• _Given exercise_
Give the number of lines below that contain the word "text", and nothing else.

• _Records for processing_
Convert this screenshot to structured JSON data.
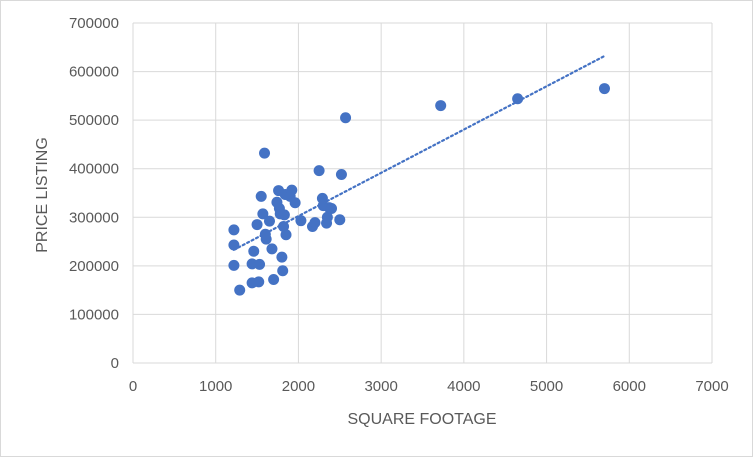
{
  "chart_data": {
    "type": "scatter",
    "title": "",
    "xlabel": "SQUARE FOOTAGE",
    "ylabel": "PRICE LISTING",
    "xlim": [
      0,
      7000
    ],
    "ylim": [
      0,
      700000
    ],
    "x_ticks": [
      0,
      1000,
      2000,
      3000,
      4000,
      5000,
      6000,
      7000
    ],
    "y_ticks": [
      0,
      100000,
      200000,
      300000,
      400000,
      500000,
      600000,
      700000
    ],
    "grid": true,
    "legend": "none",
    "marker_color": "#4472c4",
    "trendline": {
      "type": "linear",
      "style": "dotted",
      "color": "#4472c4",
      "x": [
        1220,
        5700
      ],
      "y": [
        233000,
        632000
      ]
    },
    "points": [
      {
        "x": 1220,
        "y": 274000
      },
      {
        "x": 1220,
        "y": 243000
      },
      {
        "x": 1220,
        "y": 201000
      },
      {
        "x": 1290,
        "y": 150000
      },
      {
        "x": 1440,
        "y": 165000
      },
      {
        "x": 1440,
        "y": 204000
      },
      {
        "x": 1460,
        "y": 230000
      },
      {
        "x": 1500,
        "y": 285000
      },
      {
        "x": 1520,
        "y": 167000
      },
      {
        "x": 1530,
        "y": 203000
      },
      {
        "x": 1550,
        "y": 343000
      },
      {
        "x": 1570,
        "y": 307000
      },
      {
        "x": 1590,
        "y": 432000
      },
      {
        "x": 1600,
        "y": 265000
      },
      {
        "x": 1610,
        "y": 255000
      },
      {
        "x": 1650,
        "y": 292000
      },
      {
        "x": 1680,
        "y": 235000
      },
      {
        "x": 1700,
        "y": 172000
      },
      {
        "x": 1740,
        "y": 331000
      },
      {
        "x": 1760,
        "y": 355000
      },
      {
        "x": 1770,
        "y": 318000
      },
      {
        "x": 1780,
        "y": 307000
      },
      {
        "x": 1800,
        "y": 218000
      },
      {
        "x": 1810,
        "y": 190000
      },
      {
        "x": 1820,
        "y": 281000
      },
      {
        "x": 1830,
        "y": 305000
      },
      {
        "x": 1840,
        "y": 347000
      },
      {
        "x": 1850,
        "y": 264000
      },
      {
        "x": 1900,
        "y": 343000
      },
      {
        "x": 1920,
        "y": 356000
      },
      {
        "x": 1960,
        "y": 330000
      },
      {
        "x": 2030,
        "y": 293000
      },
      {
        "x": 2170,
        "y": 281000
      },
      {
        "x": 2200,
        "y": 289000
      },
      {
        "x": 2250,
        "y": 396000
      },
      {
        "x": 2290,
        "y": 339000
      },
      {
        "x": 2300,
        "y": 324000
      },
      {
        "x": 2340,
        "y": 288000
      },
      {
        "x": 2350,
        "y": 300000
      },
      {
        "x": 2370,
        "y": 320000
      },
      {
        "x": 2400,
        "y": 318000
      },
      {
        "x": 2500,
        "y": 295000
      },
      {
        "x": 2520,
        "y": 388000
      },
      {
        "x": 2570,
        "y": 505000
      },
      {
        "x": 3720,
        "y": 530000
      },
      {
        "x": 4650,
        "y": 544000
      },
      {
        "x": 5700,
        "y": 565000
      }
    ]
  }
}
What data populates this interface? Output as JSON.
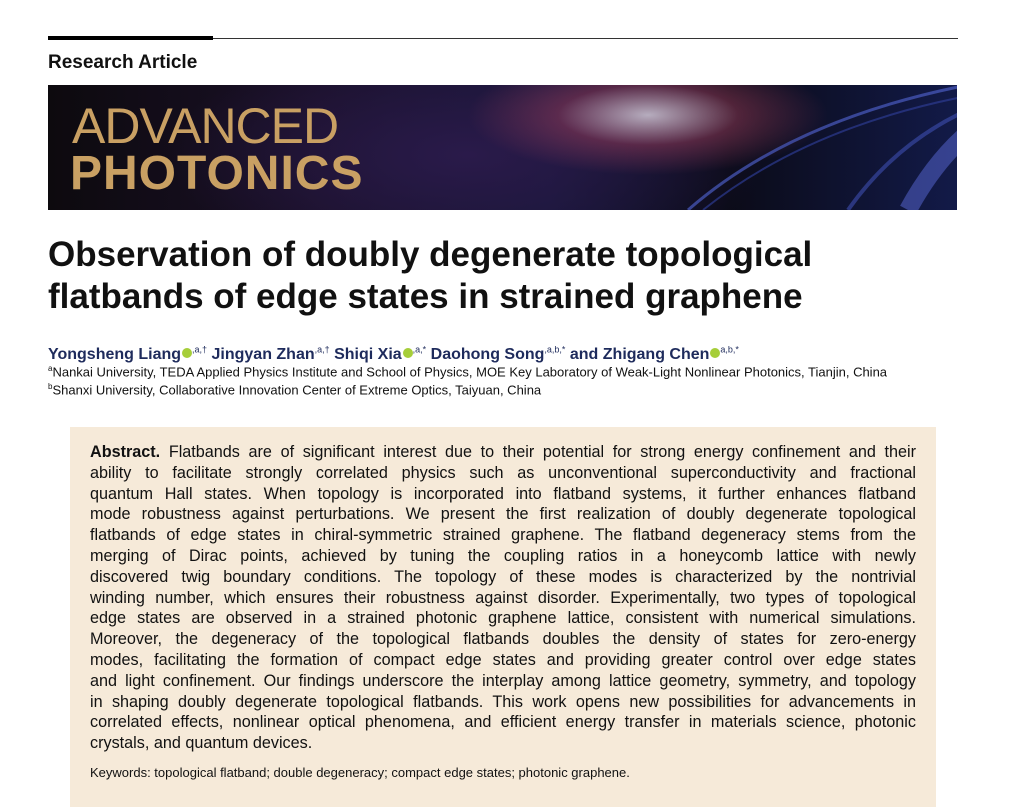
{
  "section": "Research Article",
  "journal": {
    "line1": "ADVANCED",
    "line2": "PHOTONICS"
  },
  "title": {
    "line1": "Observation of doubly degenerate topological",
    "line2": "flatbands of edge states in strained graphene"
  },
  "authors": [
    {
      "name": "Yongsheng Liang",
      "orcid": true,
      "sup": ",a,†"
    },
    {
      "name": "Jingyan Zhan",
      "orcid": false,
      "sup": ",a,†"
    },
    {
      "name": "Shiqi Xia",
      "orcid": true,
      "sup": ",a,*"
    },
    {
      "name": "Daohong Song",
      "orcid": false,
      "sup": ",a,b,*"
    },
    {
      "name": "and Zhigang Chen",
      "orcid": true,
      "sup": "a,b,*"
    }
  ],
  "affiliations": [
    {
      "mark": "a",
      "text": "Nankai University, TEDA Applied Physics Institute and School of Physics, MOE Key Laboratory of Weak-Light Nonlinear Photonics, Tianjin, China"
    },
    {
      "mark": "b",
      "text": "Shanxi University, Collaborative Innovation Center of Extreme Optics, Taiyuan, China"
    }
  ],
  "abstract": {
    "label": "Abstract.",
    "lines": [
      "Flatbands are of significant interest due to their potential for strong energy confinement and their",
      "ability to facilitate strongly correlated physics such as unconventional superconductivity and fractional",
      "quantum Hall states. When topology is incorporated into flatband systems, it further enhances flatband",
      "mode robustness against perturbations. We present the first realization of doubly degenerate topological",
      "flatbands of edge states in chiral-symmetric strained graphene. The flatband degeneracy stems from the",
      "merging of Dirac points, achieved by tuning the coupling ratios in a honeycomb lattice with newly",
      "discovered twig boundary conditions. The topology of these modes is characterized by the nontrivial",
      "winding number, which ensures their robustness against disorder. Experimentally, two types of topological",
      "edge states are observed in a strained photonic graphene lattice, consistent with numerical simulations.",
      "Moreover, the degeneracy of the topological flatbands doubles the density of states for zero-energy",
      "modes, facilitating the formation of compact edge states and providing greater control over edge states",
      "and light confinement. Our findings underscore the interplay among lattice geometry, symmetry, and topology",
      "in shaping doubly degenerate topological flatbands. This work opens new possibilities for advancements in",
      "correlated effects, nonlinear optical phenomena, and efficient energy transfer in materials science, photonic",
      "crystals, and quantum devices."
    ]
  },
  "keywords": "Keywords: topological flatband; double degeneracy; compact edge states; photonic graphene."
}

• _Correct answer_
2